▶ [What you need to do]:
Every line below that holds the string "Ciśnienie" should be copied out.

---------- Recorded data ----------

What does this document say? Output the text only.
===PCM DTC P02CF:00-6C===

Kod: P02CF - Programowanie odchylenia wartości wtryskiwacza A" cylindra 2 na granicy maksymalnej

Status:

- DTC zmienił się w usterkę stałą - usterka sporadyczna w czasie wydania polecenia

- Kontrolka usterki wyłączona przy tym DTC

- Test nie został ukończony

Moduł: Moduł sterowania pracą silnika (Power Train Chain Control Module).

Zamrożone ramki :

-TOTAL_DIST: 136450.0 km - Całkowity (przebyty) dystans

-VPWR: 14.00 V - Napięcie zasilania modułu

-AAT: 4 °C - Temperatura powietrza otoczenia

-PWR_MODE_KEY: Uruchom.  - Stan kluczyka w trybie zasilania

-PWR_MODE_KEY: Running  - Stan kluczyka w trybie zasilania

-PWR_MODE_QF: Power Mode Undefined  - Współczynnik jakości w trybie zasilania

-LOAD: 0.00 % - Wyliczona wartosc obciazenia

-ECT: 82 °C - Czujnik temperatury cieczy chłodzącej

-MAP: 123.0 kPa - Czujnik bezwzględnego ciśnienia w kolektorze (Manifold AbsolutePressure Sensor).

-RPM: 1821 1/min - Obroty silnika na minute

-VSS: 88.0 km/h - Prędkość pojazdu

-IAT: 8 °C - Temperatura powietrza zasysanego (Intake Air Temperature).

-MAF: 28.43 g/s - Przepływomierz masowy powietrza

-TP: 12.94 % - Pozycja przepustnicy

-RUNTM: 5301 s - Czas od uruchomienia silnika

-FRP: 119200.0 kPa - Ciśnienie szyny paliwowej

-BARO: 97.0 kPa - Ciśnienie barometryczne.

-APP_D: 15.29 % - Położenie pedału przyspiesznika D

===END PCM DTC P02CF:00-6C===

----------

▶ [Final answer]:
-FRP: 119200.0 kPa - Ciśnienie szyny paliwowej
-BARO: 97.0 kPa - Ciśnienie barometryczne.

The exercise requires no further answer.